_Task material_.
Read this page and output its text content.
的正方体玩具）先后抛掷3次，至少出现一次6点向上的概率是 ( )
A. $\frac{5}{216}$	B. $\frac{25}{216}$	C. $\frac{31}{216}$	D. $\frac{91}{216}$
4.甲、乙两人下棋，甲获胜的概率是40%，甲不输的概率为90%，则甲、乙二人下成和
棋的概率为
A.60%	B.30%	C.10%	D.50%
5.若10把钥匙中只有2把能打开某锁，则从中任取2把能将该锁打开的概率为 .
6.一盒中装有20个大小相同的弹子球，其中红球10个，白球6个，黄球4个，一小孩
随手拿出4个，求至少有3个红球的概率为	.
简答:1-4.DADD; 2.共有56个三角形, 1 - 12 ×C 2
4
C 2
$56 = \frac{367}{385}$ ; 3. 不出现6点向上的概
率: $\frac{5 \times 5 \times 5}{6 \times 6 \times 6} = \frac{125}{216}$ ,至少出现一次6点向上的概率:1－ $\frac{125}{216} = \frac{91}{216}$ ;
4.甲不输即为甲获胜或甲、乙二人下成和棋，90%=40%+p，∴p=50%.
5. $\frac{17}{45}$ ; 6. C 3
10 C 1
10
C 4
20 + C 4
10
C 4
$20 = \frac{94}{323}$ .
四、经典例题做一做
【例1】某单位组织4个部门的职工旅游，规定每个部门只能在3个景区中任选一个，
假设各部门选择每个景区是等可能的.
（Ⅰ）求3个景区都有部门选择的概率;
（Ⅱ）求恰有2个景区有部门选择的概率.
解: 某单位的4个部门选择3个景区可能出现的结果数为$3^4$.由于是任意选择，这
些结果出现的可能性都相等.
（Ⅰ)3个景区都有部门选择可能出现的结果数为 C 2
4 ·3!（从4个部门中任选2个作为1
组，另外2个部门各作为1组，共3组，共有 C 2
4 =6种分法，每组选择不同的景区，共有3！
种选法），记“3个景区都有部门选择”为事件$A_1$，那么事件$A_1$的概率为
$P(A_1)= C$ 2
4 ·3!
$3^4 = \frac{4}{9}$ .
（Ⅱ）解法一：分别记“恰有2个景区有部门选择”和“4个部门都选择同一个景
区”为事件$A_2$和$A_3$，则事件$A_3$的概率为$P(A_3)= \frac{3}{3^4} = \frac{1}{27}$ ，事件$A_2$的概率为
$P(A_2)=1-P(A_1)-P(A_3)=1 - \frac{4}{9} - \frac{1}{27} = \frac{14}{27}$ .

_What you are asked to do_. Make an exact copy of the listing, including every line.

_Finished answer_.
Read this page and output its text content.
的正方体玩具）先后抛掷3次，至少出现一次6点向上的概率是 ( )
A. $\frac{5}{216}$	B. $\frac{25}{216}$	C. $\frac{31}{216}$	D. $\frac{91}{216}$
4.甲、乙两人下棋，甲获胜的概率是40%，甲不输的概率为90%，则甲、乙二人下成和
棋的概率为
A.60%	B.30%	C.10%	D.50%
5.若10把钥匙中只有2把能打开某锁，则从中任取2把能将该锁打开的概率为 .
6.一盒中装有20个大小相同的弹子球，其中红球10个，白球6个，黄球4个，一小孩
随手拿出4个，求至少有3个红球的概率为	.
简答:1-4.DADD; 2.共有56个三角形, 1 - 12 ×C 2
4
C 2
$56 = \frac{367}{385}$ ; 3. 不出现6点向上的概
率: $\frac{5 \times 5 \times 5}{6 \times 6 \times 6} = \frac{125}{216}$ ,至少出现一次6点向上的概率:1－ $\frac{125}{216} = \frac{91}{216}$ ;
4.甲不输即为甲获胜或甲、乙二人下成和棋，90%=40%+p，∴p=50%.
5. $\frac{17}{45}$ ; 6. C 3
10 C 1
10
C 4
20 + C 4
10
C 4
$20 = \frac{94}{323}$ .
四、经典例题做一做
【例1】某单位组织4个部门的职工旅游，规定每个部门只能在3个景区中任选一个，
假设各部门选择每个景区是等可能的.
（Ⅰ）求3个景区都有部门选择的概率;
（Ⅱ）求恰有2个景区有部门选择的概率.
解: 某单位的4个部门选择3个景区可能出现的结果数为$3^4$.由于是任意选择，这
些结果出现的可能性都相等.
（Ⅰ)3个景区都有部门选择可能出现的结果数为 C 2
4 ·3!（从4个部门中任选2个作为1
组，另外2个部门各作为1组，共3组，共有 C 2
4 =6种分法，每组选择不同的景区，共有3！
种选法），记“3个景区都有部门选择”为事件$A_1$，那么事件$A_1$的概率为
$P(A_1)= C$ 2
4 ·3!
$3^4 = \frac{4}{9}$ .
（Ⅱ）解法一：分别记“恰有2个景区有部门选择”和“4个部门都选择同一个景
区”为事件$A_2$和$A_3$，则事件$A_3$的概率为$P(A_3)= \frac{3}{3^4} = \frac{1}{27}$ ，事件$A_2$的概率为
$P(A_2)=1-P(A_1)-P(A_3)=1 - \frac{4}{9} - \frac{1}{27} = \frac{14}{27}$ .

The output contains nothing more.